Written problem »
Give every line from the entries that contains "avatar".

Extracted information »
▼▼▼
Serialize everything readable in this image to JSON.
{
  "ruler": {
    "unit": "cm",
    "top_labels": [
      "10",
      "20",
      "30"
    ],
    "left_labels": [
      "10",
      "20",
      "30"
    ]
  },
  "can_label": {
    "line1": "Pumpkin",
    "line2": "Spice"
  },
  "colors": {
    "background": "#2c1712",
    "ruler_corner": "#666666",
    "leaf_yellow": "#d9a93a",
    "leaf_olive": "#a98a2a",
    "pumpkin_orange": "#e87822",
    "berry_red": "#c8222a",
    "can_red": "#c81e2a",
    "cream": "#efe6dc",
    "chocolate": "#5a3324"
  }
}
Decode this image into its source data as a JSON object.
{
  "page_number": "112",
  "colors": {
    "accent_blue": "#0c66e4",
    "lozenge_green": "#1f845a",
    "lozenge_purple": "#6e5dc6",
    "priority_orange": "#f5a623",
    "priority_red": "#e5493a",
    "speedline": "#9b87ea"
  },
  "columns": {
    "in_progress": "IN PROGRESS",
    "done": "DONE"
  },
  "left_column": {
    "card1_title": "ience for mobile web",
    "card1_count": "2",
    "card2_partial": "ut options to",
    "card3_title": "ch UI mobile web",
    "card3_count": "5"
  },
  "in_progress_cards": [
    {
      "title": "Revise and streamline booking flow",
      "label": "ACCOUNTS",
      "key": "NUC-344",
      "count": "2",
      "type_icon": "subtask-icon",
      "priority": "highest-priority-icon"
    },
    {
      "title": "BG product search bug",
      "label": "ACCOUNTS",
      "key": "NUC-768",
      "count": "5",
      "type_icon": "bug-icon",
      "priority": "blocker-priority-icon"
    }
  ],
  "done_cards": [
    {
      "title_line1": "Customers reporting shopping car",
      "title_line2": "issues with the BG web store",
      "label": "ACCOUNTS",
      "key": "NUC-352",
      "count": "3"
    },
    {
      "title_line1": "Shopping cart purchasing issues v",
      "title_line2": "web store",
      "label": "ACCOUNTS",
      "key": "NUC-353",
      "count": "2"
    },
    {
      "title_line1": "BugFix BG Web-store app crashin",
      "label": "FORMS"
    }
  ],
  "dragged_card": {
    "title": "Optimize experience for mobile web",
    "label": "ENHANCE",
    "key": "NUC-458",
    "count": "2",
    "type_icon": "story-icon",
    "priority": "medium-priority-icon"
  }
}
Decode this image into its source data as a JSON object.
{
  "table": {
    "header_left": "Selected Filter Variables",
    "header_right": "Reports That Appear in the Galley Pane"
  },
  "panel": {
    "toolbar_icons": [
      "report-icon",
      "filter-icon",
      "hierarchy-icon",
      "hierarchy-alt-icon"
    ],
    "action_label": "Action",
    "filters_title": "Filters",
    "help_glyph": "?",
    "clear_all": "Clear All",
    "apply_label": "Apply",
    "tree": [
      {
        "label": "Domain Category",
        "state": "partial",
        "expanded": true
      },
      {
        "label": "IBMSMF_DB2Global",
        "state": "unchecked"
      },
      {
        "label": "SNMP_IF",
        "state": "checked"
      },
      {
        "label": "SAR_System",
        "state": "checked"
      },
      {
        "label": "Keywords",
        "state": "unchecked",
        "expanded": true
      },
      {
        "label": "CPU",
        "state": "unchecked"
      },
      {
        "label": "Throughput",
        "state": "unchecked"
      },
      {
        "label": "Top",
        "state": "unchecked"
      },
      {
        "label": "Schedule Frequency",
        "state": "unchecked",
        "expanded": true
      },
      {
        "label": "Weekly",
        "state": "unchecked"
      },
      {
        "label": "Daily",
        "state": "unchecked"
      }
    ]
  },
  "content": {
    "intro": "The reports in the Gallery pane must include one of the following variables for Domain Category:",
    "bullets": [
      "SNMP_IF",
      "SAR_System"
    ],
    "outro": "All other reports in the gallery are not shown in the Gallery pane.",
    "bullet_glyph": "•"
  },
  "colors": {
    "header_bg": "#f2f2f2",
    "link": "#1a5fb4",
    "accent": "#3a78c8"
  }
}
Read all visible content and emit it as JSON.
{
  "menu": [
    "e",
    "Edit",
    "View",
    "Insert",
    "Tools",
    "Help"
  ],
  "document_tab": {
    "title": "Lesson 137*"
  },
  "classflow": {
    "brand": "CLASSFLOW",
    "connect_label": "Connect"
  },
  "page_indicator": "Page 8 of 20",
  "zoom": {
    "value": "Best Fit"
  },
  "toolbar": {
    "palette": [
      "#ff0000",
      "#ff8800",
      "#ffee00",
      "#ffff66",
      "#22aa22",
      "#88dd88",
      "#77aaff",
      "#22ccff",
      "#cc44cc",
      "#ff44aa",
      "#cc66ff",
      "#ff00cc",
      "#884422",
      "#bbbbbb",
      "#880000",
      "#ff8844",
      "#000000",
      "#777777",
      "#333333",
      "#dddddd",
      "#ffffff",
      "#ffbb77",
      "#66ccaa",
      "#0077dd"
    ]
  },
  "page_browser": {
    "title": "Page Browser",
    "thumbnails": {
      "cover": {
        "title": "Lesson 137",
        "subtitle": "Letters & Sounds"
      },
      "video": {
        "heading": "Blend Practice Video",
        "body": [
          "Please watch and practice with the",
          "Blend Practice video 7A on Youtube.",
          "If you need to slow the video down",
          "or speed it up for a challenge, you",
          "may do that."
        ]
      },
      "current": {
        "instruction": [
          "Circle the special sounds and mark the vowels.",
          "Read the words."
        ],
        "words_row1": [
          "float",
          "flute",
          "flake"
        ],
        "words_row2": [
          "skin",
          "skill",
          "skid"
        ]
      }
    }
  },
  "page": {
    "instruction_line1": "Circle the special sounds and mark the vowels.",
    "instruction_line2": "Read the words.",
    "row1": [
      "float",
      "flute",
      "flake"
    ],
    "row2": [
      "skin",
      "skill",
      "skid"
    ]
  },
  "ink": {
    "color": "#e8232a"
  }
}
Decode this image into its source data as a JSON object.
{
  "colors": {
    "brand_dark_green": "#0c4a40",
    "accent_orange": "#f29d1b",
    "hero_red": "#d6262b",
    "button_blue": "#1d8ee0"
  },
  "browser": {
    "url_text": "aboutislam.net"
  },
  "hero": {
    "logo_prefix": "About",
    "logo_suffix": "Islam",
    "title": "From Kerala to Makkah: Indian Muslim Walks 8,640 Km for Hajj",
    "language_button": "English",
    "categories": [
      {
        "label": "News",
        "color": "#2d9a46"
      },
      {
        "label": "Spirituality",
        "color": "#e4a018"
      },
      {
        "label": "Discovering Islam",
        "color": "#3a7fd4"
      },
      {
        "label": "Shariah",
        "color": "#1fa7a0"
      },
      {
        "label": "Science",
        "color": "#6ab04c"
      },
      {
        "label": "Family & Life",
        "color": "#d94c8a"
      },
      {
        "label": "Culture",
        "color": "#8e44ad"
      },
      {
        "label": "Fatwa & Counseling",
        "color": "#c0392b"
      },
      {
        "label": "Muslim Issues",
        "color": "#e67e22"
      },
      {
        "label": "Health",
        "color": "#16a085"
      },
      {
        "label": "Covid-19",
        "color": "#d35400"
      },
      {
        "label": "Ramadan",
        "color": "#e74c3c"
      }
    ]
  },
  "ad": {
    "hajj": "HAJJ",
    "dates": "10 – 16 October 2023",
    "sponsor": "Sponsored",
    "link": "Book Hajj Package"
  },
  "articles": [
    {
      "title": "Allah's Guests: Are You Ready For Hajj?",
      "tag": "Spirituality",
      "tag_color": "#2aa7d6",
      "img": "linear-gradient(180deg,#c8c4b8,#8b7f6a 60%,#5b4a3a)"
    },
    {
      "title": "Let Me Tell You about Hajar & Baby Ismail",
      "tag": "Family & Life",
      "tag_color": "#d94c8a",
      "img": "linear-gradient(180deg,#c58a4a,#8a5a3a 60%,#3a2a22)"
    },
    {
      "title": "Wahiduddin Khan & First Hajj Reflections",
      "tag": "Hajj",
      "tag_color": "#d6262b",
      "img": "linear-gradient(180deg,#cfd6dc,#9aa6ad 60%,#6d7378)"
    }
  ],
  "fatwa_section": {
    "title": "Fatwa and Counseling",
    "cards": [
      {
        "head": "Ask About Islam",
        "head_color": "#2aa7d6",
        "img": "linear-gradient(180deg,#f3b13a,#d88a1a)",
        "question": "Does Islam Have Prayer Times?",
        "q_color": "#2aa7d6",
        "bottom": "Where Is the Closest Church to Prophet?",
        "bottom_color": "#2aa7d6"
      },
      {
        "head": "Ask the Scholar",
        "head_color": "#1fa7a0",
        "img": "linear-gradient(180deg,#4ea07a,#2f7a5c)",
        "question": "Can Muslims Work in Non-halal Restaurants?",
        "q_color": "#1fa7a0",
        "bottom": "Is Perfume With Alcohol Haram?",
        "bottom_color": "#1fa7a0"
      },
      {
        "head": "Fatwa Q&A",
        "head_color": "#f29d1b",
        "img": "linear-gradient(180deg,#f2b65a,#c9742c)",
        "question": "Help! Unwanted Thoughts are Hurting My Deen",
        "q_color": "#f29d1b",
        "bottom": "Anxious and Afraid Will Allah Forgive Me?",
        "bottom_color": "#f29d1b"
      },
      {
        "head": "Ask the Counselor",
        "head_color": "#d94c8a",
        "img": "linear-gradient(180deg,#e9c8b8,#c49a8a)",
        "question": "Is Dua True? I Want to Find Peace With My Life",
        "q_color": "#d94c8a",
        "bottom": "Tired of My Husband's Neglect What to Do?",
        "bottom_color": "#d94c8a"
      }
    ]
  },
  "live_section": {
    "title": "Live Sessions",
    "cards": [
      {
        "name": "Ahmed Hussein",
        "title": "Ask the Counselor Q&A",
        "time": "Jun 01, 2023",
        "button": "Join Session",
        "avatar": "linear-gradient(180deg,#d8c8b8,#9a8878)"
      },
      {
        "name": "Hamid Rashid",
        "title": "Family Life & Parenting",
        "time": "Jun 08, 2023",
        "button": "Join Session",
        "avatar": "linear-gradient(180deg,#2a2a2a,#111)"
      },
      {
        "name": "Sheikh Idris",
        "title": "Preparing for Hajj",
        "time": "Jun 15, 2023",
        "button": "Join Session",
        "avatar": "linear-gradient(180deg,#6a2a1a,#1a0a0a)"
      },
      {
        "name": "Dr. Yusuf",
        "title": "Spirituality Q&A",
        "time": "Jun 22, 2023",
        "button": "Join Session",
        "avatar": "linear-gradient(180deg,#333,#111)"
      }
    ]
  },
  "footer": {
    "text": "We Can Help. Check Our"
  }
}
▲▲▲
Solution »
        "avatar": "linear-gradient(180deg,#d8c8b8,#9a8878)"
        "avatar": "linear-gradient(180deg,#2a2a2a,#111)"
        "avatar": "linear-gradient(180deg,#6a2a1a,#1a0a0a)"
        "avatar": "linear-gradient(180deg,#333,#111)"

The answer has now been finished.